--- Records shown ---
-- begin --
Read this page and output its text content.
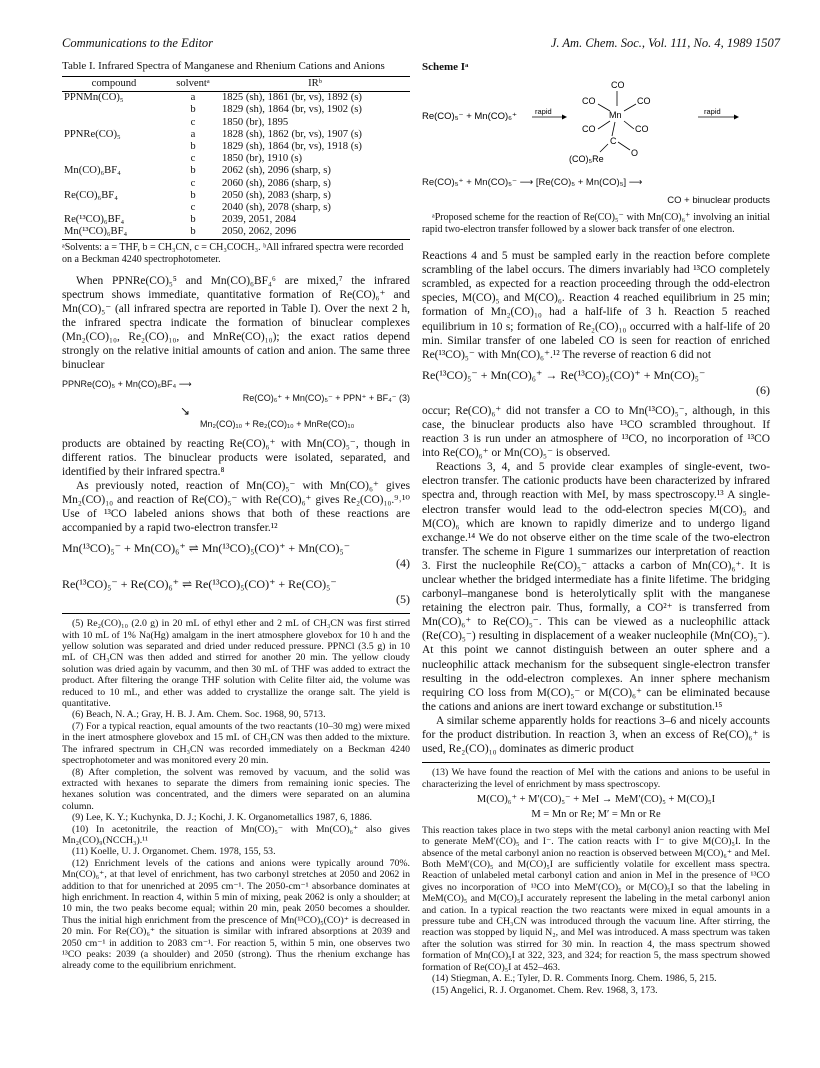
Communications to the Editor	J. Am. Chem. Soc., Vol. 111, No. 4, 1989 1507
Table I. Infrared Spectra of Manganese and Rhenium Cations and Anions
compound	solventᵃ	IRᵇ
PPNMn(CO)₅	a	1825 (sh), 1861 (br, vs), 1892 (s)
	b	1829 (sh), 1864 (br, vs), 1902 (s)
	c	1850 (br), 1895
PPNRe(CO)₅	a	1828 (sh), 1862 (br, vs), 1907 (s)
	b	1829 (sh), 1864 (br, vs), 1918 (s)
	c	1850 (br), 1910 (s)
Mn(CO)₆BF₄	b	2062 (sh), 2096 (sharp, s)
	c	2060 (sh), 2086 (sharp, s)
Re(CO)₆BF₄	b	2050 (sh), 2083 (sharp, s)
	c	2040 (sh), 2078 (sharp, s)
Re(¹³CO)₆BF₄	b	2039, 2051, 2084
Mn(¹³CO)₆BF₄	b	2050, 2062, 2096
ᵃSolvents: a = THF, b = CH₃CN, c = CH₃COCH₃. ᵇAll infrared spectra were recorded on a Beckman 4240 spectrophotometer.

When PPNRe(CO)₅⁵ and Mn(CO)₆BF₄⁶ are mixed,⁷ the infrared spectrum shows immediate, quantitative formation of Re(CO)₆⁺ and Mn(CO)₅⁻ (all infrared spectra are reported in Table I). Over the next 2 h, the infrared spectra indicate the formation of binuclear complexes (Mn₂(CO)₁₀, Re₂(CO)₁₀, and MnRe(CO)₁₀); the exact ratios depend strongly on the relative initial amounts of cation and anion. The same three binuclear

PPNRe(CO)₅ + Mn(CO)₆BF₄ ⟶
Re(CO)₆⁺ + Mn(CO)₅⁻ + PPN⁺ + BF₄⁻ (3)
↘
Mn₂(CO)₁₀ + Re₂(CO)₁₀ + MnRe(CO)₁₀

products are obtained by reacting Re(CO)₆⁺ with Mn(CO)₅⁻, though in different ratios. The binuclear products were isolated, separated, and identified by their infrared spectra.⁸

As previously noted, reaction of Mn(CO)₅⁻ with Mn(CO)₆⁺ gives Mn₂(CO)₁₀ and reaction of Re(CO)₅⁻ with Re(CO)₆⁺ gives Re₂(CO)₁₀.⁹˒¹⁰ Use of ¹³CO labeled anions shows that both of these reactions are accompanied by a rapid two-electron transfer.¹²

Mn(¹³CO)₅⁻ + Mn(CO)₆⁺ ⇌ Mn(¹³CO)₅(CO)⁺ + Mn(CO)₅⁻
(4)
Re(¹³CO)₅⁻ + Re(CO)₆⁺ ⇌ Re(¹³CO)₅(CO)⁺ + Re(CO)₅⁻
(5)

(5) Re₂(CO)₁₀ (2.0 g) in 20 mL of ethyl ether and 2 mL of CH₃CN was first stirred with 10 mL of 1% Na(Hg) amalgam in the inert atmosphere glovebox for 10 h and the yellow solution was separated and dried under reduced pressure. PPNCl (3.5 g) in 10 mL of CH₃CN was then added and stirred for another 20 min. The yellow cloudy solution was dried again by vacumm, and then 30 mL of THF was added to extract the product. After filtering the orange THF solution with Celite filter aid, the volume was reduced to 10 mL, and ether was added to crystallize the orange salt. The yield is quantitative.

(6) Beach, N. A.; Gray, H. B. J. Am. Chem. Soc. 1968, 90, 5713.

(7) For a typical reaction, equal amounts of the two reactants (10–30 mg) were mixed in the inert atmosphere glovebox and 15 mL of CH₃CN was then added to the mixture. The infrared spectrum in CH₃CN was recorded immediately on a Beckman 4240 spectrophotometer and was monitored every 20 min.

(8) After completion, the solvent was removed by vacuum, and the solid was extracted with hexanes to separate the dimers from remaining ionic species. The hexanes solution was concentrated, and the dimers were separated on an alumina column.

(9) Lee, K. Y.; Kuchynka, D. J.; Kochi, J. K. Organometallics 1987, 6, 1886.

(10) In acetonitrile, the reaction of Mn(CO)₅⁻ with Mn(CO)₆⁺ also gives Mn₂(CO)₉(NCCH₃).¹¹

(11) Koelle, U. J. Organomet. Chem. 1978, 155, 53.

(12) Enrichment levels of the cations and anions were typically around 70%. Mn(CO)₆⁺, at that level of enrichment, has two carbonyl stretches at 2050 and 2062 in addition to that for unenriched at 2095 cm⁻¹. The 2050-cm⁻¹ absorbance dominates at high enrichment. In reaction 4, within 5 min of mixing, peak 2062 is only a shoulder; at 10 min, the two peaks become equal; within 20 min, peak 2050 becomes a shoulder. Thus the initial high enrichment from the prescence of Mn(¹³CO)₅(CO)⁺ is decreased in 20 min. For Re(CO)₆⁺ the situation is similar with infrared absorptions at 2039 and 2050 cm⁻¹ in addition to 2083 cm⁻¹. For reaction 5, within 5 min, one observes two ¹³CO peaks: 2039 (a shoulder) and 2050 (strong). Thus the rhenium exchange has already come to the equilibrium enrichment.

Scheme Iᵃ
Re(CO)₅⁻ + Mn(CO)₆⁺ rapid
CO
CO	CO
Mn
CO	CO
C
O
(CO)₅Re
rapid
Re(CO)₅⁺ + Mn(CO)₅⁻ ⟶ [Re(CO)₅ + Mn(CO)₅] ⟶
CO + binuclear products
ᵃProposed scheme for the reaction of Re(CO)₅⁻ with Mn(CO)₆⁺ involving an initial rapid two-electron transfer followed by a slower back transfer of one electron.

Reactions 4 and 5 must be sampled early in the reaction before complete scrambling of the label occurs. The dimers invariably had ¹³CO completely scrambled, as expected for a reaction proceeding through the odd-electron species, M(CO)₅ and M(CO)₆. Reaction 4 reached equilibrium in 25 min; formation of Mn₂(CO)₁₀ had a half-life of 3 h. Reaction 5 reached equilibrium in 10 s; formation of Re₂(CO)₁₀ occurred with a half-life of 20 min. Similar transfer of one labeled CO is seen for reaction of enriched Re(¹³CO)₅⁻ with Mn(CO)₆⁺.¹² The reverse of reaction 6 did not

Re(¹³CO)₅⁻ + Mn(CO)₆⁺ → Re(¹³CO)₅(CO)⁺ + Mn(CO)₅⁻
(6)

occur; Re(CO)₆⁺ did not transfer a CO to Mn(¹³CO)₅⁻, although, in this case, the binuclear products also have ¹³CO scrambled throughout. If reaction 3 is run under an atmosphere of ¹³CO, no incorporation of ¹³CO into Re(CO)₆⁺ or Mn(CO)₅⁻ is observed.

Reactions 3, 4, and 5 provide clear examples of single-event, two-electron transfer. The cationic products have been characterized by infrared spectra and, through reaction with MeI, by mass spectroscopy.¹³ A single-electron transfer would lead to the odd-electron species M(CO)₅ and M(CO)₆ which are known to rapidly dimerize and to undergo ligand exchange.¹⁴ We do not observe either on the time scale of the two-electron transfer. The scheme in Figure 1 summarizes our interpretation of reaction 3. First the nucleophile Re(CO)₅⁻ attacks a carbon of Mn(CO)₆⁺. It is unclear whether the bridged intermediate has a finite lifetime. The bridging carbonyl–manganese bond is heterolytically split with the manganese retaining the electron pair. Thus, formally, a CO²⁺ is transferred from Mn(CO)₆⁺ to Re(CO)₅⁻. This can be viewed as a nucleophilic attack (Re(CO)₅⁻) resulting in displacement of a weaker nucleophile (Mn(CO)₅⁻). At this point we cannot distinguish between an outer sphere and a nucleophilic attack mechanism for the subsequent single-electron transfer resulting in the odd-electron complexes. An inner sphere mechanism requiring CO loss from M(CO)₅⁻ or M(CO)₆⁺ can be eliminated because the cations and anions are inert toward exchange or substitution.¹⁵

A similar scheme apparently holds for reactions 3–6 and nicely accounts for the product distribution. In reaction 3, when an excess of Re(CO)₆⁺ is used, Re₂(CO)₁₀ dominates as dimeric product

(13) We have found the reaction of MeI with the cations and anions to be useful in characterizing the level of enrichment by mass spectroscopy.

M(CO)₆⁺ + M′(CO)₅⁻ + MeI → MeM′(CO)₅ + M(CO)₅I
M = Mn or Re; M′ = Mn or Re

This reaction takes place in two steps with the metal carbonyl anion reacting with MeI to generate MeM′(CO)₅ and I⁻. The cation reacts with I⁻ to give M(CO)₅I. In the absence of the metal carbonyl anion no reaction is observed between M(CO)₆⁺ and MeI. Both MeM′(CO)₅ and M(CO)₅I are sufficiently volatile for excellent mass spectra. Reaction of unlabeled metal carbonyl cation and anion in MeI in the presence of ¹³CO gives no incorporation of ¹³CO into MeM′(CO)₅ or M(CO)₅I so that the labeling in MeM(CO)₅ and M(CO)₅I accurately represent the labeling in the metal carbonyl anion and cation. In a typical reaction the two reactants were mixed in equal amounts in a pressure tube and CH₃CN was introduced through the vacuum line. After stirring, the reaction was stopped by liquid N₂, and MeI was introduced. A mass spectrum was taken after the solution was stirred for 30 min. In reaction 4, the mass spectrum showed formation of Mn(CO)₅I at 322, 323, and 324; for reaction 5, the mass spectrum showed formation of Re(CO)₅I at 452–463.

(14) Stiegman, A. E.; Tyler, D. R. Comments Inorg. Chem. 1986, 5, 215.

(15) Angelici, R. J. Organomet. Chem. Rev. 1968, 3, 173.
-- end --
--- Work required ---
Scan the lines above for "sharp", then copy every one that has it.

--- Written answer ---
Mn(CO)₆BF₄	b	2062 (sh), 2096 (sharp, s)
	c	2060 (sh), 2086 (sharp, s)
Re(CO)₆BF₄	b	2050 (sh), 2083 (sharp, s)
	c	2040 (sh), 2078 (sharp, s)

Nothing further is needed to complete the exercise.